## The exercise
Whenever a line below holds the word "TENSE", copy that line.

* BEGIN Data entries *

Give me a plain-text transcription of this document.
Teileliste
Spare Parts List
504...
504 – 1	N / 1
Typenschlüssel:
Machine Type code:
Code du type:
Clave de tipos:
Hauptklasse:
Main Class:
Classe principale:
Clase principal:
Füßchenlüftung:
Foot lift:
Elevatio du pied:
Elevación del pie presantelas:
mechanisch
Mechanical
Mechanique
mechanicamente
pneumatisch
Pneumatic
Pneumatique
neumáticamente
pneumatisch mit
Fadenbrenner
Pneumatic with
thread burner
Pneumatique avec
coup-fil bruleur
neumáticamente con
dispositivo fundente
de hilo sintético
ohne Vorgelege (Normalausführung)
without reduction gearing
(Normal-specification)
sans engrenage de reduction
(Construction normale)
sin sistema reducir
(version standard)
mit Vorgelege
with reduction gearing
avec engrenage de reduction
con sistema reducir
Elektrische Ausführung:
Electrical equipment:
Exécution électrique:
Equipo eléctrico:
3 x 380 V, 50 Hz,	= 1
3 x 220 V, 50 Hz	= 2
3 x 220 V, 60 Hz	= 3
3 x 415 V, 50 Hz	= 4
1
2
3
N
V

* END Data entries *
* BEGIN Data entries *

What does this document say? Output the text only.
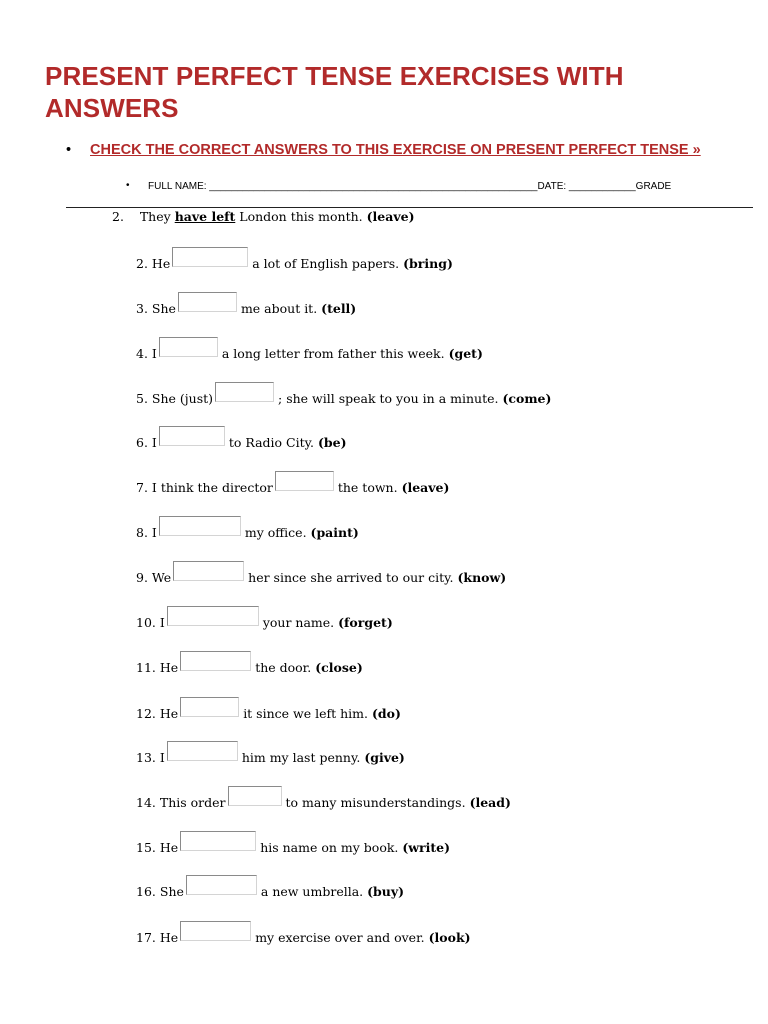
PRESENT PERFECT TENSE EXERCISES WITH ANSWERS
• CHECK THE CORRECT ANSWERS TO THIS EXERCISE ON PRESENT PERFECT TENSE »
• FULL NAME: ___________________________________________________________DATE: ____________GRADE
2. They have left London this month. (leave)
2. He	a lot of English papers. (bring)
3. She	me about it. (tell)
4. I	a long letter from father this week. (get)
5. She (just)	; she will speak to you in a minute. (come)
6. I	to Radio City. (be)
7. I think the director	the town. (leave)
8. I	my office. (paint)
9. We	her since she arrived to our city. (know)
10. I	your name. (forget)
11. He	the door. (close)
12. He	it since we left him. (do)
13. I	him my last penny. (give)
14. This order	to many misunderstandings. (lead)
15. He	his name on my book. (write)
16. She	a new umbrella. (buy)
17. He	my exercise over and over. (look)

* END Data entries *
* BEGIN Data entries *

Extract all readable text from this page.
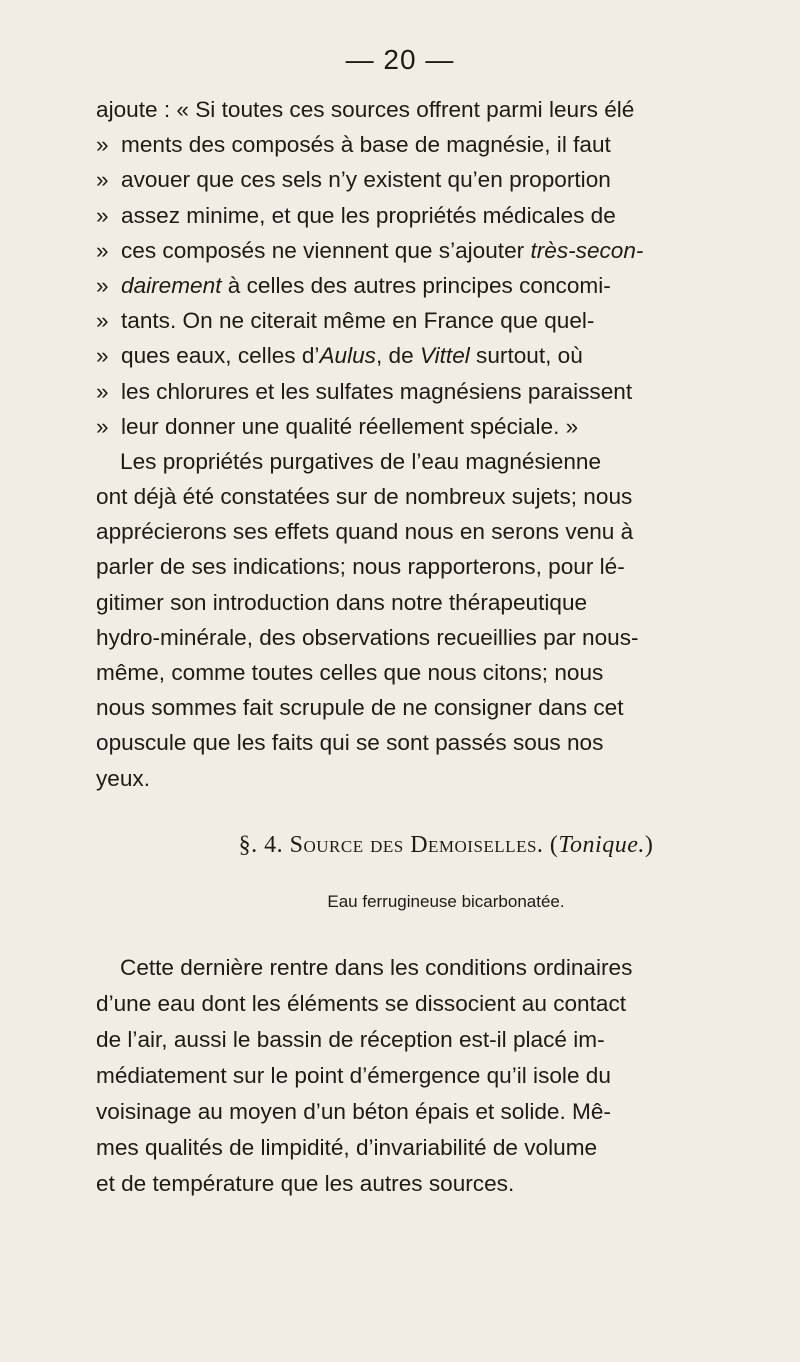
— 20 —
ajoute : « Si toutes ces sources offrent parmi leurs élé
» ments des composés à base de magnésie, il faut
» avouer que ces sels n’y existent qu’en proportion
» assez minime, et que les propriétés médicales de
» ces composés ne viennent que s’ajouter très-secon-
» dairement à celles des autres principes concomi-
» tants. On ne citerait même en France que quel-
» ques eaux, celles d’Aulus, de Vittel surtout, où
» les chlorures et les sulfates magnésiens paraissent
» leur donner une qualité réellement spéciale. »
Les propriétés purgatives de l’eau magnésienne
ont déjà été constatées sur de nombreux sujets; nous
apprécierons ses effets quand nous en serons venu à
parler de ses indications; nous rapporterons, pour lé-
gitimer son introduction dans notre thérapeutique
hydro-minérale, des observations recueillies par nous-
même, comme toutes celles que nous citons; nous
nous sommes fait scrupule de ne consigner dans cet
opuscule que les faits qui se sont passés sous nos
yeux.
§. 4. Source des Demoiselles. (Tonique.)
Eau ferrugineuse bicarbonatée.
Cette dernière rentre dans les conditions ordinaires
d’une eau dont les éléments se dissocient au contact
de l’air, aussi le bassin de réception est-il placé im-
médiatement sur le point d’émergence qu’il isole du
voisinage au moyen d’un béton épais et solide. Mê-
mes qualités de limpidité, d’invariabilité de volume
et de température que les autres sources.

* END Data entries *

## Task answer
PRESENT PERFECT TENSE EXERCISES WITH ANSWERS
• CHECK THE CORRECT ANSWERS TO THIS EXERCISE ON PRESENT PERFECT TENSE »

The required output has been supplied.